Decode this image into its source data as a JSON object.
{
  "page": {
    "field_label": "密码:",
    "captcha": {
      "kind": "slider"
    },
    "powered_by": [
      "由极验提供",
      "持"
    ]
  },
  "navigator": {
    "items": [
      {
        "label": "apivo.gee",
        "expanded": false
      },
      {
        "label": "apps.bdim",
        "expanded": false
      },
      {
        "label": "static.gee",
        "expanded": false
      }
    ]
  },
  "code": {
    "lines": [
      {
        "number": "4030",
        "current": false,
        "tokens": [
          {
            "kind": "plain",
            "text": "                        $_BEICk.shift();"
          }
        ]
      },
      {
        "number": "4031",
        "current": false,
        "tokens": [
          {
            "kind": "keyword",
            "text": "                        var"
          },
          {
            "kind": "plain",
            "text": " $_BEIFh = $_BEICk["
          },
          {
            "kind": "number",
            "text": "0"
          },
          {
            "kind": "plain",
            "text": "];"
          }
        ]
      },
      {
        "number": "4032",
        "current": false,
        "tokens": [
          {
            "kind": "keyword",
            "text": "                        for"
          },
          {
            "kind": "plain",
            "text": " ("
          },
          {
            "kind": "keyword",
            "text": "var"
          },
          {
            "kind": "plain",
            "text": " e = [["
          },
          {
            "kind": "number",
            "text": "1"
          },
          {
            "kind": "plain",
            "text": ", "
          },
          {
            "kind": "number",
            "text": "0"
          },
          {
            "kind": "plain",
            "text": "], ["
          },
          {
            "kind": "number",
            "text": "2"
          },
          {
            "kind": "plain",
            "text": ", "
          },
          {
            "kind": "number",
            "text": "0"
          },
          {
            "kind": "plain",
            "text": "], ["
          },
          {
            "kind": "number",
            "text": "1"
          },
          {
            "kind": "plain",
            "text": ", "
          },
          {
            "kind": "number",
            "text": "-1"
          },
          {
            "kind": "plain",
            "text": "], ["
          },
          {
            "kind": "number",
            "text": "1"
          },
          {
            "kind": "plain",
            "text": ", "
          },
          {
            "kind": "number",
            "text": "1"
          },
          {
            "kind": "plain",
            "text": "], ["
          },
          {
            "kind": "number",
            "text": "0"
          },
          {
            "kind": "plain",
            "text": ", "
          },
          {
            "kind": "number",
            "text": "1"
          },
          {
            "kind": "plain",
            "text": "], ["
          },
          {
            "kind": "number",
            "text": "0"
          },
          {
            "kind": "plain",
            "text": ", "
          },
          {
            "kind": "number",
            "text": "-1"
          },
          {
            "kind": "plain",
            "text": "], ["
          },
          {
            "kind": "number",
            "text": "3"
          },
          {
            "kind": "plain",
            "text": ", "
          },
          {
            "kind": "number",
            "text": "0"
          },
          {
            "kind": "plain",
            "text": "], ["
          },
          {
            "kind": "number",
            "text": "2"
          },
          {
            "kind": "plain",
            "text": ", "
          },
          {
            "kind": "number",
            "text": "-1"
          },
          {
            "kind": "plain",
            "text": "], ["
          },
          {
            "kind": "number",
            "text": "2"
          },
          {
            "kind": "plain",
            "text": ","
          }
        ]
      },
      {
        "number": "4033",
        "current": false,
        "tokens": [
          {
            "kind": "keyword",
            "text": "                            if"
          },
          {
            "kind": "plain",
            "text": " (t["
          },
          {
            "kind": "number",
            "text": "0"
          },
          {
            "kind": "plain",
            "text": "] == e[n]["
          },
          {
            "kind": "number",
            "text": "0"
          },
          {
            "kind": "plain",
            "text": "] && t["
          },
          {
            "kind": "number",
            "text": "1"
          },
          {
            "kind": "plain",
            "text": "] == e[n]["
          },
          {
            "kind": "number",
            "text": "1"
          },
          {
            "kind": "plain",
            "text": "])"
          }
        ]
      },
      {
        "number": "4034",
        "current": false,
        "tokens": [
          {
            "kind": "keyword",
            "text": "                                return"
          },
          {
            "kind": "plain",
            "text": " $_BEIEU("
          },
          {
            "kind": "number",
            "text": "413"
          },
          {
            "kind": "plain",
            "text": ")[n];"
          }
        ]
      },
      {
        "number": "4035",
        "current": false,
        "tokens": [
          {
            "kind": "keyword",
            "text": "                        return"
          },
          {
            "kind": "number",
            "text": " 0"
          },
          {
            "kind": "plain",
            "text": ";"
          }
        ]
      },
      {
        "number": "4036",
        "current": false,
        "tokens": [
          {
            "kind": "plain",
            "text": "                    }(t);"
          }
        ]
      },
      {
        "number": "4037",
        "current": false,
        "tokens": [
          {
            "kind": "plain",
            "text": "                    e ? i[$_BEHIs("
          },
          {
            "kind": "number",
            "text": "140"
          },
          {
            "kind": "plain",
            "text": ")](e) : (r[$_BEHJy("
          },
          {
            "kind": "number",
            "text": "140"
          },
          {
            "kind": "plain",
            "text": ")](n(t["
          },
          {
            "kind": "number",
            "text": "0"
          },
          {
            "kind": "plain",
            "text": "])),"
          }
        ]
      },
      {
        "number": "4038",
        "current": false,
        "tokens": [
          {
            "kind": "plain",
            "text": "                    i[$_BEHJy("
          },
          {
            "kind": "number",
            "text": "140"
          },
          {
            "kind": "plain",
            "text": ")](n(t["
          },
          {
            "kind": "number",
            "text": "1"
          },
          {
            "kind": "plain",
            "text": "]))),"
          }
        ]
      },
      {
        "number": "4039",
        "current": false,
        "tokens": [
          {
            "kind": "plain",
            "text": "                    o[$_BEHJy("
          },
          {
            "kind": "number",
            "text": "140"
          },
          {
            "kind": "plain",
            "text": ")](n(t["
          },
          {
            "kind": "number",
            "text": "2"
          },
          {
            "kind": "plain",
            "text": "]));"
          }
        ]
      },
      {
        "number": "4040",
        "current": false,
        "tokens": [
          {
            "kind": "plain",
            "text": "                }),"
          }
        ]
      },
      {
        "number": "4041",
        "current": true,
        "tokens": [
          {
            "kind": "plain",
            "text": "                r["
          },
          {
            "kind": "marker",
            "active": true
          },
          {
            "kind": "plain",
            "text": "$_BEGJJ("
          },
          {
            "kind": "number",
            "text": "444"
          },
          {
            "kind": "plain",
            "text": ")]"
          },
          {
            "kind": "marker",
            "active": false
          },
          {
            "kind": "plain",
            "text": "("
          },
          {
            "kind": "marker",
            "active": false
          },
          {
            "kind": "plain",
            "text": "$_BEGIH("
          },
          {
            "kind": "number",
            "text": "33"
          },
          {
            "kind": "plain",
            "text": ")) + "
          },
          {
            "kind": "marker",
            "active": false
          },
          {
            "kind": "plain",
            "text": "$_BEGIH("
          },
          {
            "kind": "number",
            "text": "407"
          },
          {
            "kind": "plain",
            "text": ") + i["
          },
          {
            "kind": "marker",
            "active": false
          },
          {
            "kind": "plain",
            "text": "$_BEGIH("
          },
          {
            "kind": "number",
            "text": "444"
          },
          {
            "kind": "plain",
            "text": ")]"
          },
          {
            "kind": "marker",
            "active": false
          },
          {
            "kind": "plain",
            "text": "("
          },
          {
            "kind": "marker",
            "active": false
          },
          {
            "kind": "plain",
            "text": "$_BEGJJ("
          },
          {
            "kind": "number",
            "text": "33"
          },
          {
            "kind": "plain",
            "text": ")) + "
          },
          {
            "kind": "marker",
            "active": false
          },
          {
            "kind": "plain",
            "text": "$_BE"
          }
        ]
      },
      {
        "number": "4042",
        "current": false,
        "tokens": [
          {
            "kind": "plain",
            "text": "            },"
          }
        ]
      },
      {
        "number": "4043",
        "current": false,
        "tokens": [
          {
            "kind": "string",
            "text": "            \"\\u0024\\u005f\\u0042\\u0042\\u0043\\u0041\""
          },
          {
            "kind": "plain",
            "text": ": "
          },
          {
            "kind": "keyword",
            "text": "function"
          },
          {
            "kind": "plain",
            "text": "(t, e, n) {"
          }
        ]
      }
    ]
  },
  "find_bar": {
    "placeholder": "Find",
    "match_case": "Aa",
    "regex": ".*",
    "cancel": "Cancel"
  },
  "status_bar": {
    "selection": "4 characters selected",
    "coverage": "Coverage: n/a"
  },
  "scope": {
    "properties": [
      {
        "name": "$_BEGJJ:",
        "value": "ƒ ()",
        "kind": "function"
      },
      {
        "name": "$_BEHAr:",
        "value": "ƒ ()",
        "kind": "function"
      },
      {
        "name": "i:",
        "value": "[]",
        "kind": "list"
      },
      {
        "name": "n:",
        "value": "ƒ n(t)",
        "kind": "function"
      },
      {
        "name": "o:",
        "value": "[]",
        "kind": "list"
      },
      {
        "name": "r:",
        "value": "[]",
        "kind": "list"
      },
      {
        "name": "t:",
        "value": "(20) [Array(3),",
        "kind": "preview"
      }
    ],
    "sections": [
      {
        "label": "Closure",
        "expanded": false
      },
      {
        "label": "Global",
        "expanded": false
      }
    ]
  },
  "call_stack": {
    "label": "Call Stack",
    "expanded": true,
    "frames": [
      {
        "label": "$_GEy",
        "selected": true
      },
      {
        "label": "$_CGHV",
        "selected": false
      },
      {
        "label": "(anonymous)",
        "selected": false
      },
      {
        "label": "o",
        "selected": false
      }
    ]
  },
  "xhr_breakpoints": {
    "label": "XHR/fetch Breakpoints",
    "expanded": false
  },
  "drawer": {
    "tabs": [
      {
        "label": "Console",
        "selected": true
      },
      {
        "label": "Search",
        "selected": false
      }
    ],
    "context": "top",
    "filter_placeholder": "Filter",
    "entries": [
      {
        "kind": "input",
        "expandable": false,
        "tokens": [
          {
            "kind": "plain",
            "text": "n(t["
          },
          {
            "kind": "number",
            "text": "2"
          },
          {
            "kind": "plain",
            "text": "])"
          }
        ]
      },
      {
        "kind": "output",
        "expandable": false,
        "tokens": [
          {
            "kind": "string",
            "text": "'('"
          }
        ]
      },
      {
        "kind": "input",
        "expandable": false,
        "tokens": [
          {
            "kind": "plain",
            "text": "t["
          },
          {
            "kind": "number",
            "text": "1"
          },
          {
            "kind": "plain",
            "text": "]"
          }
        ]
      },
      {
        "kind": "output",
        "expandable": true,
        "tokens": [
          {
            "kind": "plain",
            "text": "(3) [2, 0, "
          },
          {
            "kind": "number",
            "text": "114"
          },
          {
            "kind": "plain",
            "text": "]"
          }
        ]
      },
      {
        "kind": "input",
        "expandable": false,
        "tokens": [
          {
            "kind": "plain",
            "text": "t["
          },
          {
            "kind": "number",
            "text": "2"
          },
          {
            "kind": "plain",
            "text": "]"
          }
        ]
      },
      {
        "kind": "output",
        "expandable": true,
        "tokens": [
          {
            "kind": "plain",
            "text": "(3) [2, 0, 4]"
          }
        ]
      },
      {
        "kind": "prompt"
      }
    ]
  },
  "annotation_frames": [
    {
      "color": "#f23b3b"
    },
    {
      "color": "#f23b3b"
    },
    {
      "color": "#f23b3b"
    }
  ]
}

++++++++

The task
Across all the entries, count the lines that contain the word "true" and give the number by itself.

Result of this exercise
7